• Problem to work on
Set down all of the data that follows word for word, without the images.

• Record excerpts
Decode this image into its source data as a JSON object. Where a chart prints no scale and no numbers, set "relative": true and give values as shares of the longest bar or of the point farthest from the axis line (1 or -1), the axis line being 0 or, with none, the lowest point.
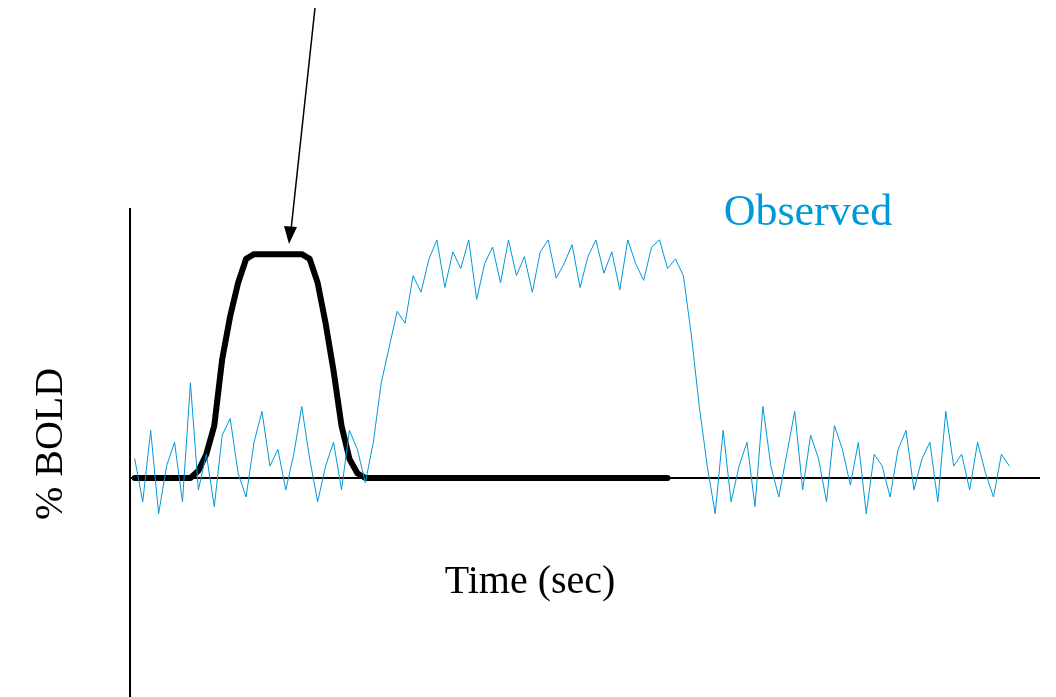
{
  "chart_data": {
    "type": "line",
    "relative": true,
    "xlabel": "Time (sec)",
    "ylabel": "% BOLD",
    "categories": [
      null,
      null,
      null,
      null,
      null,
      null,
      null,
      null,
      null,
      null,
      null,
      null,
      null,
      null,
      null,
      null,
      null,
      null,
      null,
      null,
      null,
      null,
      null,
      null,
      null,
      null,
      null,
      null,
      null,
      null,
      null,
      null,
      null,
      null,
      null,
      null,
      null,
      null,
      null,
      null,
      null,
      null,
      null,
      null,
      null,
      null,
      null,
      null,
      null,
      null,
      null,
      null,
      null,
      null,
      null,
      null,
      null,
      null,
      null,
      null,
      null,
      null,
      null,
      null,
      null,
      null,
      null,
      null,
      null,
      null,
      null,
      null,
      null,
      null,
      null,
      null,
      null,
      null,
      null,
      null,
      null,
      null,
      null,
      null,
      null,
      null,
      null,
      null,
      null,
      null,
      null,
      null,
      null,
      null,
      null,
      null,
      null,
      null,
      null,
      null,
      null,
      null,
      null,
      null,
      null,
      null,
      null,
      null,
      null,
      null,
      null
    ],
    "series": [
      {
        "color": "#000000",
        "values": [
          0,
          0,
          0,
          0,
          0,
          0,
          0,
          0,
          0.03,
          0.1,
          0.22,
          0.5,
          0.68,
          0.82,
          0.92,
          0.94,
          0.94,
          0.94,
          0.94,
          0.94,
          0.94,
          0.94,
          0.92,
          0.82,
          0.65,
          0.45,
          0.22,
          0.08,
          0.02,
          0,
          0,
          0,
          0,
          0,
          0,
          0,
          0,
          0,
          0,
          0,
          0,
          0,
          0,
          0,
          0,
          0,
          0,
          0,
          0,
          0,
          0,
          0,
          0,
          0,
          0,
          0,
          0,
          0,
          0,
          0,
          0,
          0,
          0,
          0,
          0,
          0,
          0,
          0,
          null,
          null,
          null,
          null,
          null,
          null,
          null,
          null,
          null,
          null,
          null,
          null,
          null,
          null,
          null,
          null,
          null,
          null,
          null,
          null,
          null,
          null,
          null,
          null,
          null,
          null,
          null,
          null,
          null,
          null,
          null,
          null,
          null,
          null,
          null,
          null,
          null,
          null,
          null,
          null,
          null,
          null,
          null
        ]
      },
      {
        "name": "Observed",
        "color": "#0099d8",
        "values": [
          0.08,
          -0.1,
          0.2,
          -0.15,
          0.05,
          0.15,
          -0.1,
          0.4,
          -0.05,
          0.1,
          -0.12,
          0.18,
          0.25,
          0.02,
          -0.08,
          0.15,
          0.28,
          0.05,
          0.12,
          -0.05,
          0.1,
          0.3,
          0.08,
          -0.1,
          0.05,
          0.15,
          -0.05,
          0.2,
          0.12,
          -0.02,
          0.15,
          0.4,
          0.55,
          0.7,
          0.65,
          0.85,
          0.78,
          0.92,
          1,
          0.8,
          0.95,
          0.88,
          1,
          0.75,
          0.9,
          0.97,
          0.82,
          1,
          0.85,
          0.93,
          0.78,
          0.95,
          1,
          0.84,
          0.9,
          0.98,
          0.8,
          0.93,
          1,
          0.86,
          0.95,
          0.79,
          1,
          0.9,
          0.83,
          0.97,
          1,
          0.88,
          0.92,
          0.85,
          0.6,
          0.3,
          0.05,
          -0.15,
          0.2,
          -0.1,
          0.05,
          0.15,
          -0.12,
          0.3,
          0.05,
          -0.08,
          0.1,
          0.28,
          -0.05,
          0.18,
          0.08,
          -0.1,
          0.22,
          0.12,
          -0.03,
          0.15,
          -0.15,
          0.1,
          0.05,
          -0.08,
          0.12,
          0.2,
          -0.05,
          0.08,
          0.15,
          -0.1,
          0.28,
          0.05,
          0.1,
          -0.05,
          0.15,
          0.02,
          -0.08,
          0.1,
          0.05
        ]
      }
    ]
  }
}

• Solution for this task
Decode this image into its source data as a JSON object. Where a chart prints no scale and no numbers, set "relative": true and give values as shares of the longest bar or of the point farthest from the axis line (1 or -1), the axis line being 0 or, with none, the lowest point.
{
  "chart_data": {
    "type": "line",
    "relative": true,
    "xlabel": "Time (sec)",
    "ylabel": "% BOLD",
    "categories": [
      null,
      null,
      null,
      null,
      null,
      null,
      null,
      null,
      null,
      null,
      null,
      null,
      null,
      null,
      null,
      null,
      null,
      null,
      null,
      null,
      null,
      null,
      null,
      null,
      null,
      null,
      null,
      null,
      null,
      null,
      null,
      null,
      null,
      null,
      null,
      null,
      null,
      null,
      null,
      null,
      null,
      null,
      null,
      null,
      null,
      null,
      null,
      null,
      null,
      null,
      null,
      null,
      null,
      null,
      null,
      null,
      null,
      null,
      null,
      null,
      null,
      null,
      null,
      null,
      null,
      null,
      null,
      null,
      null,
      null,
      null,
      null,
      null,
      null,
      null,
      null,
      null,
      null,
      null,
      null,
      null,
      null,
      null,
      null,
      null,
      null,
      null,
      null,
      null,
      null,
      null,
      null,
      null,
      null,
      null,
      null,
      null,
      null,
      null,
      null,
      null,
      null,
      null,
      null,
      null,
      null,
      null,
      null,
      null,
      null,
      null
    ],
    "series": [
      {
        "color": "#000000",
        "values": [
          0,
          0,
          0,
          0,
          0,
          0,
          0,
          0,
          0.03,
          0.1,
          0.22,
          0.5,
          0.68,
          0.82,
          0.92,
          0.94,
          0.94,
          0.94,
          0.94,
          0.94,
          0.94,
          0.94,
          0.92,
          0.82,
          0.65,
          0.45,
          0.22,
          0.08,
          0.02,
          0,
          0,
          0,
          0,
          0,
          0,
          0,
          0,
          0,
          0,
          0,
          0,
          0,
          0,
          0,
          0,
          0,
          0,
          0,
          0,
          0,
          0,
          0,
          0,
          0,
          0,
          0,
          0,
          0,
          0,
          0,
          0,
          0,
          0,
          0,
          0,
          0,
          0,
          0,
          null,
          null,
          null,
          null,
          null,
          null,
          null,
          null,
          null,
          null,
          null,
          null,
          null,
          null,
          null,
          null,
          null,
          null,
          null,
          null,
          null,
          null,
          null,
          null,
          null,
          null,
          null,
          null,
          null,
          null,
          null,
          null,
          null,
          null,
          null,
          null,
          null,
          null,
          null,
          null,
          null,
          null,
          null
        ]
      },
      {
        "name": "Observed",
        "color": "#0099d8",
        "values": [
          0.08,
          -0.1,
          0.2,
          -0.15,
          0.05,
          0.15,
          -0.1,
          0.4,
          -0.05,
          0.1,
          -0.12,
          0.18,
          0.25,
          0.02,
          -0.08,
          0.15,
          0.28,
          0.05,
          0.12,
          -0.05,
          0.1,
          0.3,
          0.08,
          -0.1,
          0.05,
          0.15,
          -0.05,
          0.2,
          0.12,
          -0.02,
          0.15,
          0.4,
          0.55,
          0.7,
          0.65,
          0.85,
          0.78,
          0.92,
          1,
          0.8,
          0.95,
          0.88,
          1,
          0.75,
          0.9,
          0.97,
          0.82,
          1,
          0.85,
          0.93,
          0.78,
          0.95,
          1,
          0.84,
          0.9,
          0.98,
          0.8,
          0.93,
          1,
          0.86,
          0.95,
          0.79,
          1,
          0.9,
          0.83,
          0.97,
          1,
          0.88,
          0.92,
          0.85,
          0.6,
          0.3,
          0.05,
          -0.15,
          0.2,
          -0.1,
          0.05,
          0.15,
          -0.12,
          0.3,
          0.05,
          -0.08,
          0.1,
          0.28,
          -0.05,
          0.18,
          0.08,
          -0.1,
          0.22,
          0.12,
          -0.03,
          0.15,
          -0.15,
          0.1,
          0.05,
          -0.08,
          0.12,
          0.2,
          -0.05,
          0.08,
          0.15,
          -0.1,
          0.28,
          0.05,
          0.1,
          -0.05,
          0.15,
          0.02,
          -0.08,
          0.1,
          0.05
        ]
      }
    ]
  }
}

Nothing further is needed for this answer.